---- Listing

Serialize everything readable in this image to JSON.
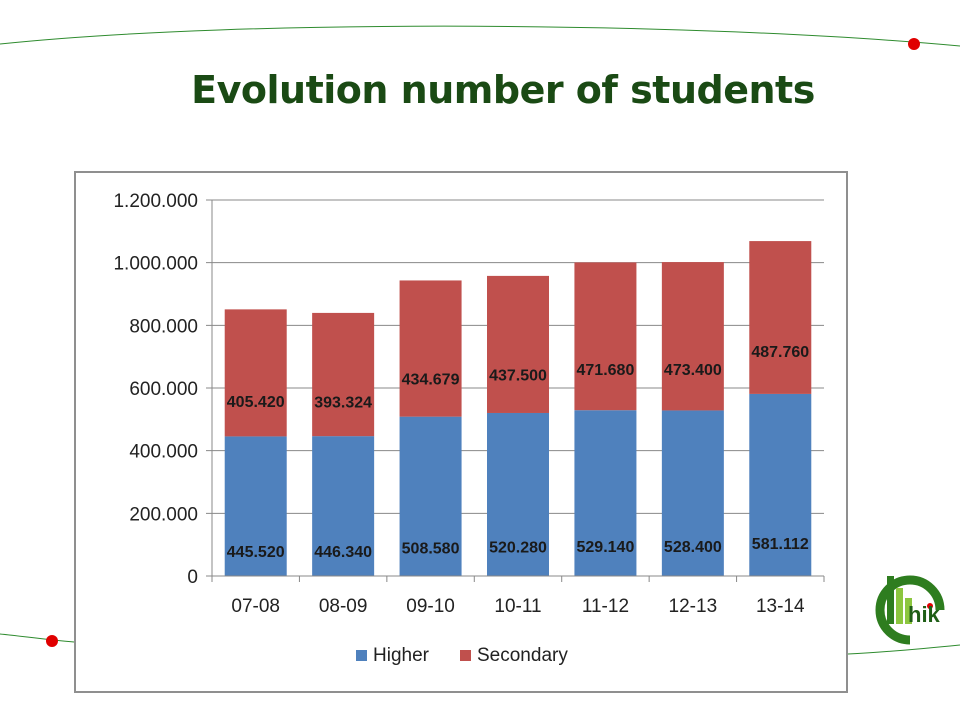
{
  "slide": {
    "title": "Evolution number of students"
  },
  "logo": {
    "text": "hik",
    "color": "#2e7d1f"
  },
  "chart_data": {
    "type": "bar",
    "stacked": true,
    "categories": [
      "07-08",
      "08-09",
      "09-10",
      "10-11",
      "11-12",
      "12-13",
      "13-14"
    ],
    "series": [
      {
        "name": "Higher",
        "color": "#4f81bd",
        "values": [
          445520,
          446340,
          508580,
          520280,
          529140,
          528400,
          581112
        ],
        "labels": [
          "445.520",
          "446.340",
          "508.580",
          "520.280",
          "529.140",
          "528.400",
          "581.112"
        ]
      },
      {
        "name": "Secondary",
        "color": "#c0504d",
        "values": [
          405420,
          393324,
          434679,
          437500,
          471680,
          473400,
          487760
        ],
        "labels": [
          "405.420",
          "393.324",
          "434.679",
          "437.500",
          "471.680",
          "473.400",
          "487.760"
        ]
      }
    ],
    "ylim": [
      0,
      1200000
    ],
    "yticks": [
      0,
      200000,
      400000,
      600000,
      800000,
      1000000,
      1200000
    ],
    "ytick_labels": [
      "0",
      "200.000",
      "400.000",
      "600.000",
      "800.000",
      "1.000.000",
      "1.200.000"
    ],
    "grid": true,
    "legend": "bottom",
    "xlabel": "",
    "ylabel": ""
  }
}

--------
---- Listing

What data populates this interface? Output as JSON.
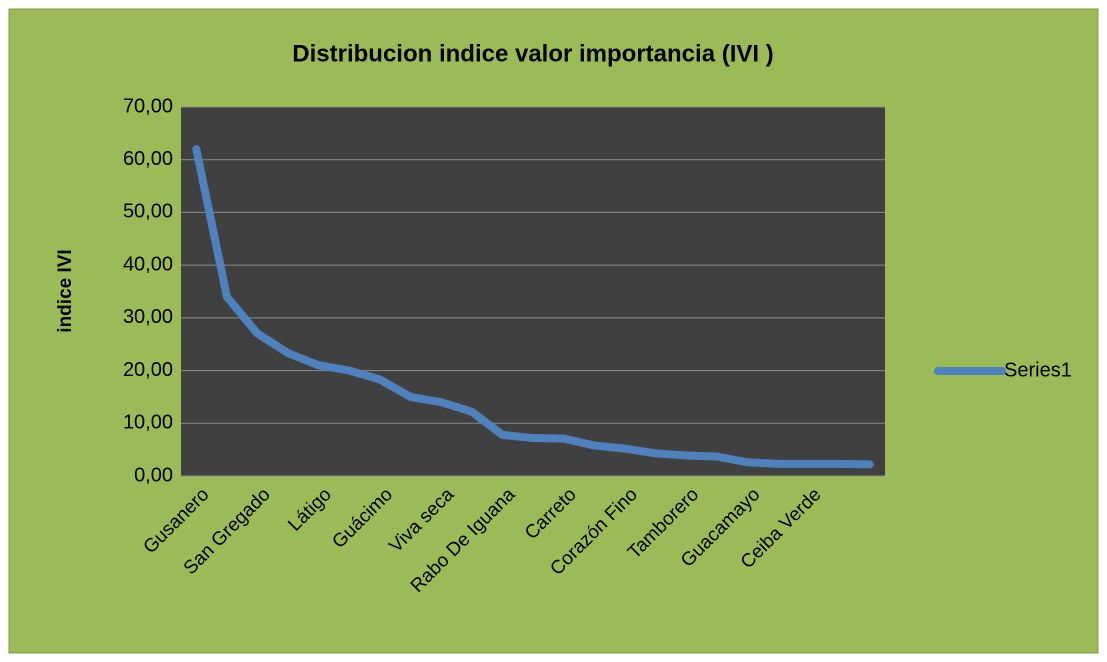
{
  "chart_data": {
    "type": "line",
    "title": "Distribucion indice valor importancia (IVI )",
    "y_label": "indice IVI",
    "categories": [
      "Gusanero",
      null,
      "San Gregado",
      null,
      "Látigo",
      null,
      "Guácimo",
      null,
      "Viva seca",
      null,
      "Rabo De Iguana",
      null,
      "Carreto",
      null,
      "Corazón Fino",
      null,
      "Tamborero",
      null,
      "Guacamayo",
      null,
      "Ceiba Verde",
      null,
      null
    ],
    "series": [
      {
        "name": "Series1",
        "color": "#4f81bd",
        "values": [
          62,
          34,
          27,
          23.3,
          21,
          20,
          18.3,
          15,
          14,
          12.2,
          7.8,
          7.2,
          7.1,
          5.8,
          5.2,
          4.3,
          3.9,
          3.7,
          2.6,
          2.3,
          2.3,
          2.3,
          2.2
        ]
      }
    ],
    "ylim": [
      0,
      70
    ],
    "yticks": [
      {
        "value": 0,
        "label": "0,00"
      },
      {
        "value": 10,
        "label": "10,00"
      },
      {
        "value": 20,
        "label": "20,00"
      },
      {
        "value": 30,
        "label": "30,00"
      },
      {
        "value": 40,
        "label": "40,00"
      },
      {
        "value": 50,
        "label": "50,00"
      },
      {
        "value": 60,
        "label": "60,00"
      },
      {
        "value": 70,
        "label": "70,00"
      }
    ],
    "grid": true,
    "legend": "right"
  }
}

--------

#### Exercise objective:
Scan the lines for the string "color". Pick out every line that has it.

#### Answer below:
    "color": "#2e7d1f"
        "color": "#4f81bd",
        "color": "#c0504d",
        "color": "#4f81bd",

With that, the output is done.